**Exercise:**
Please pull out the lines from the one with "Extract all elements" up to and including the one with "legend-row-busway: Metro Busway", copying them word for word. Leave the pictures out of your answer.

**Data:**
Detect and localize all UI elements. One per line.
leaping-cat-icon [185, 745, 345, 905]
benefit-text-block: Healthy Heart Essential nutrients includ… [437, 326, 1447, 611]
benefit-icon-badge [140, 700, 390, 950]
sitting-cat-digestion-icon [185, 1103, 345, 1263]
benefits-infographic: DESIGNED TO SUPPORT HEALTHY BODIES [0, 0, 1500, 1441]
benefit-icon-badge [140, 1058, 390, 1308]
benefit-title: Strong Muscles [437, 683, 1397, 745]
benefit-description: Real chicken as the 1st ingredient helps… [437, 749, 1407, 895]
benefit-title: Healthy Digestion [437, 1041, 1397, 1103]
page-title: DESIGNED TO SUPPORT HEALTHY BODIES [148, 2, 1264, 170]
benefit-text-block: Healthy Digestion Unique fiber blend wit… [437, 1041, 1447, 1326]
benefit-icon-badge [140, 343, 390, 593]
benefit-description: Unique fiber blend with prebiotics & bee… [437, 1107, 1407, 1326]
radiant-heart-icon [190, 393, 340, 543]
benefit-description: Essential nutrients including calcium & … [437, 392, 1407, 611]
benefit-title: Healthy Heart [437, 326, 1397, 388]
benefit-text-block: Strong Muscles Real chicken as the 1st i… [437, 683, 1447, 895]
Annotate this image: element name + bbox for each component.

==

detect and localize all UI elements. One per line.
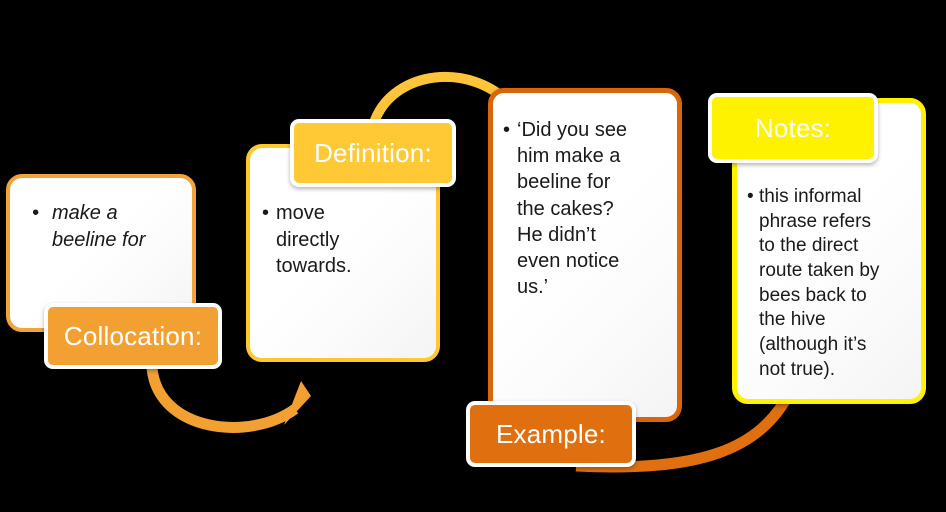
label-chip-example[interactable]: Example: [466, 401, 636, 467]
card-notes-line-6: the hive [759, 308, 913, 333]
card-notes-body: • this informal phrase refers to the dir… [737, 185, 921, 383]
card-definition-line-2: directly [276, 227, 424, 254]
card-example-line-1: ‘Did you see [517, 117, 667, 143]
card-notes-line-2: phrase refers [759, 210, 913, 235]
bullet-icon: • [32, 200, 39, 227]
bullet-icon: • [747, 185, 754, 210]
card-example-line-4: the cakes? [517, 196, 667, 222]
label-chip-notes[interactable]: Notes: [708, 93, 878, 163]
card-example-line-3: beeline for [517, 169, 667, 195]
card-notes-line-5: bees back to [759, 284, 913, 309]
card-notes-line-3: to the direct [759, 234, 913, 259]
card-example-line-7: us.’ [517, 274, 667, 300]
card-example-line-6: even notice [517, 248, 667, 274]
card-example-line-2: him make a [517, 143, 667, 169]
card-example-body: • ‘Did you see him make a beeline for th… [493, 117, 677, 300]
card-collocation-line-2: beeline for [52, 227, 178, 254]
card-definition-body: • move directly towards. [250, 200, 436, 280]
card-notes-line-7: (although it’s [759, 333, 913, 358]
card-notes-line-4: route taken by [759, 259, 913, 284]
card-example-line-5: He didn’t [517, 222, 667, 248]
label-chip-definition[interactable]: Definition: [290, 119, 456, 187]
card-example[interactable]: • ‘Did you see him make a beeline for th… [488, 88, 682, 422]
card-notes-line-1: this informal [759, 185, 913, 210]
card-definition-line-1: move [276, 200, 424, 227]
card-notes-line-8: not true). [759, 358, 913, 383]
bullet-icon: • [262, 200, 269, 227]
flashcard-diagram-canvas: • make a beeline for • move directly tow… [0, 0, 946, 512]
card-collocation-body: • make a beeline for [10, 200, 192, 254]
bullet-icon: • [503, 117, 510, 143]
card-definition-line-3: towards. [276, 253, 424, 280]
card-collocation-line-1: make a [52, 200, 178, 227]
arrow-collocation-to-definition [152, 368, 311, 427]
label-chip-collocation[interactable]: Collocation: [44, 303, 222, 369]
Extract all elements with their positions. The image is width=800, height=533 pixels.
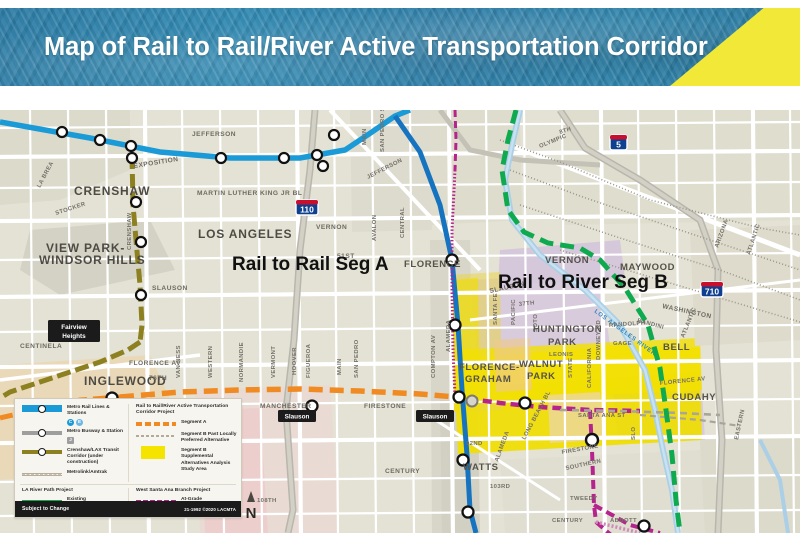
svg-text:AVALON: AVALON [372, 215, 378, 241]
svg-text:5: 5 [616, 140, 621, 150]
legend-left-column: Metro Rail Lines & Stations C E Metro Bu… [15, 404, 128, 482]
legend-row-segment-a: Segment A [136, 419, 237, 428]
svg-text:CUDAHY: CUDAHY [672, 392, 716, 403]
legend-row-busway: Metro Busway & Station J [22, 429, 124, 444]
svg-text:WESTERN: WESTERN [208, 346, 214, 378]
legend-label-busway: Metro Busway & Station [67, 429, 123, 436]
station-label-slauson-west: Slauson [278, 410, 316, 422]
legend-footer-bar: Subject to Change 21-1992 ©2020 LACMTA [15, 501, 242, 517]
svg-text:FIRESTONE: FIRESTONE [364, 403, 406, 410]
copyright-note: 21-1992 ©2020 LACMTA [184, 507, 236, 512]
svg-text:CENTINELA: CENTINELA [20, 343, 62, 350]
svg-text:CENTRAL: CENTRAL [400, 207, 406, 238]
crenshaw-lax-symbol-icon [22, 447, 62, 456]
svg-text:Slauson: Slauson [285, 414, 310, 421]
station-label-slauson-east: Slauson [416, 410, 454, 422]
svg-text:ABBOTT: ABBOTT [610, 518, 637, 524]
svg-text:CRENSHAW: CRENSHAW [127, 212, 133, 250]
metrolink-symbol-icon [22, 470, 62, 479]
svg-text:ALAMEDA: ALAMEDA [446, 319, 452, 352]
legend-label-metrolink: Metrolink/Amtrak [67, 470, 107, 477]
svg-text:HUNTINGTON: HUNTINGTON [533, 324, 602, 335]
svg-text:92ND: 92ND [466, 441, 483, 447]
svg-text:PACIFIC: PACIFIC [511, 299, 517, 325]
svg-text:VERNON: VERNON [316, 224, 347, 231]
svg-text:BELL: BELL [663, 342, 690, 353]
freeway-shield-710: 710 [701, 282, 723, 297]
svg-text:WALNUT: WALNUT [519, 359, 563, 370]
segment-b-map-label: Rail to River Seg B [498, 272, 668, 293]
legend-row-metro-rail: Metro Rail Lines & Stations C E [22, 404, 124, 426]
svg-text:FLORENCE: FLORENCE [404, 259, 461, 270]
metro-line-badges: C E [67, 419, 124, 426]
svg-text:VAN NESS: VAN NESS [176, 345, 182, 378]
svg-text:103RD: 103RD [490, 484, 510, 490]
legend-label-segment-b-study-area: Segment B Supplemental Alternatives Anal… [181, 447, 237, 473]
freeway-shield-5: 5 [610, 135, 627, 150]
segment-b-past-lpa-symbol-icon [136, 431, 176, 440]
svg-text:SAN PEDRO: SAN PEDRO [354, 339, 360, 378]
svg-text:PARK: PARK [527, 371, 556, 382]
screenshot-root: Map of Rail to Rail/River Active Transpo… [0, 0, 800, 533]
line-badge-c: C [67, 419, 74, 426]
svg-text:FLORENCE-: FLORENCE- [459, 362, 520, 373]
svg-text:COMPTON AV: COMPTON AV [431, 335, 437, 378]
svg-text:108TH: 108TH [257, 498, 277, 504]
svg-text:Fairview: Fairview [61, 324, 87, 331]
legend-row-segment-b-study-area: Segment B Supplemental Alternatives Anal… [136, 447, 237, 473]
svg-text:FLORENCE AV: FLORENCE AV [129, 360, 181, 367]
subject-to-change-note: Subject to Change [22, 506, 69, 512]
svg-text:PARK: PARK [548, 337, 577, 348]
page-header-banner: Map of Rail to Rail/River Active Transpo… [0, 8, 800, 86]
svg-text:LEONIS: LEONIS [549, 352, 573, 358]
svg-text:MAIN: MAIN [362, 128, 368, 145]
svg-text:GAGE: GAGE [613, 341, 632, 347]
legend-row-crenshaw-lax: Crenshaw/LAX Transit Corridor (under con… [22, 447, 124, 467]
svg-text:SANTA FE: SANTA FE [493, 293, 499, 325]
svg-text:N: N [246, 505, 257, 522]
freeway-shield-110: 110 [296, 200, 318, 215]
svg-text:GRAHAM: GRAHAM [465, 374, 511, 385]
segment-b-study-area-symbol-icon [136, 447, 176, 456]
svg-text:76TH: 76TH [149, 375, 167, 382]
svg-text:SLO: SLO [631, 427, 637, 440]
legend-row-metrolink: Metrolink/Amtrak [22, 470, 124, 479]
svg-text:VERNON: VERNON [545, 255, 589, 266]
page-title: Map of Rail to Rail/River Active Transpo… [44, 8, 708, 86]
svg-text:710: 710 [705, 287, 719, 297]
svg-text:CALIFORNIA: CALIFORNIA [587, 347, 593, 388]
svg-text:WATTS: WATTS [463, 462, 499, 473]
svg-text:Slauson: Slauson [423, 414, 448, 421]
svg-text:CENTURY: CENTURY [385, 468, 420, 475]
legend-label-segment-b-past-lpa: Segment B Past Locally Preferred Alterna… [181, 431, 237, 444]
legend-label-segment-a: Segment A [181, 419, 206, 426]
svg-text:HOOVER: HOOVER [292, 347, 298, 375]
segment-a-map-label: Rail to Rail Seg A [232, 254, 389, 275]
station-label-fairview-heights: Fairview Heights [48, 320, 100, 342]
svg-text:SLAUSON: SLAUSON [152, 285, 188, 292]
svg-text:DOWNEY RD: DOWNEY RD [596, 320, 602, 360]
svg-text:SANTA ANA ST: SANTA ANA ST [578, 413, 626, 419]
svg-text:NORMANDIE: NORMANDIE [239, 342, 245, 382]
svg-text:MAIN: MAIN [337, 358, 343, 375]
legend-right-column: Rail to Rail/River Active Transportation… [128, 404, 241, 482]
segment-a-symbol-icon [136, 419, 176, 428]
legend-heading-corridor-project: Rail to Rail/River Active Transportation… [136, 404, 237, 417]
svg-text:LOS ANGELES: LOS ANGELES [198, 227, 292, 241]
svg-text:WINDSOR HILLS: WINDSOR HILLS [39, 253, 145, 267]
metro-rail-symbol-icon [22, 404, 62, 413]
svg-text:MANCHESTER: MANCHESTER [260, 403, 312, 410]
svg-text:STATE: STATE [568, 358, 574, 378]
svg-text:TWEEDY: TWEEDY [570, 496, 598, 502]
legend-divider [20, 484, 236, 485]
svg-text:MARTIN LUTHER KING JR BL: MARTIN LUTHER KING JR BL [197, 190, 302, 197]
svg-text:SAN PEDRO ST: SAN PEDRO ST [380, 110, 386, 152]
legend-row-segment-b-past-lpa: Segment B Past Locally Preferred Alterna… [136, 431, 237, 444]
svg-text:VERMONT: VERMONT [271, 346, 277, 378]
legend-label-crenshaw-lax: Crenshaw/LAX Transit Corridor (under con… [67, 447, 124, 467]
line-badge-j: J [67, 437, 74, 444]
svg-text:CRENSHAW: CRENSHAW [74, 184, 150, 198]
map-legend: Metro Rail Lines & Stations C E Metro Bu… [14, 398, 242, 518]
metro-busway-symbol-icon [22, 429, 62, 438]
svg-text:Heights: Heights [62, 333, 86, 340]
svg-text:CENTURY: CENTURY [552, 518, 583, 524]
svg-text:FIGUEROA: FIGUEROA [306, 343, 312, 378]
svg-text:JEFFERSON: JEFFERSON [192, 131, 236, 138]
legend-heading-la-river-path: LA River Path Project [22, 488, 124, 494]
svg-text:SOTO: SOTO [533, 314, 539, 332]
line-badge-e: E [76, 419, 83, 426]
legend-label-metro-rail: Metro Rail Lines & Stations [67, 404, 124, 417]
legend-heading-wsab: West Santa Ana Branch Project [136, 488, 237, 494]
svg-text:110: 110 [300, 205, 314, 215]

* * *

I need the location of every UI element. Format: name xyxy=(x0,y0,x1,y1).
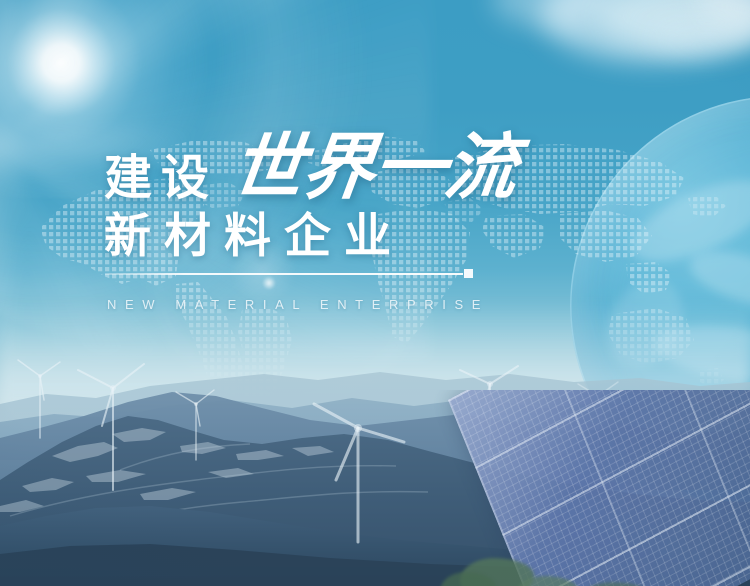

**Correct answer:**
Extract all elements with their positions. The image is width=800, height=533 pixels.
svg-text:AVALON: AVALON [372, 215, 378, 241]
svg-text:5: 5 [616, 140, 621, 150]
legend-left-column: Metro Rail Lines & Stations C E Metro Bu… [15, 404, 128, 482]
legend-row-segment-a: Segment A [136, 419, 237, 428]
svg-text:CUDAHY: CUDAHY [672, 392, 716, 403]
legend-row-busway: Metro Busway & Station J [22, 429, 124, 444]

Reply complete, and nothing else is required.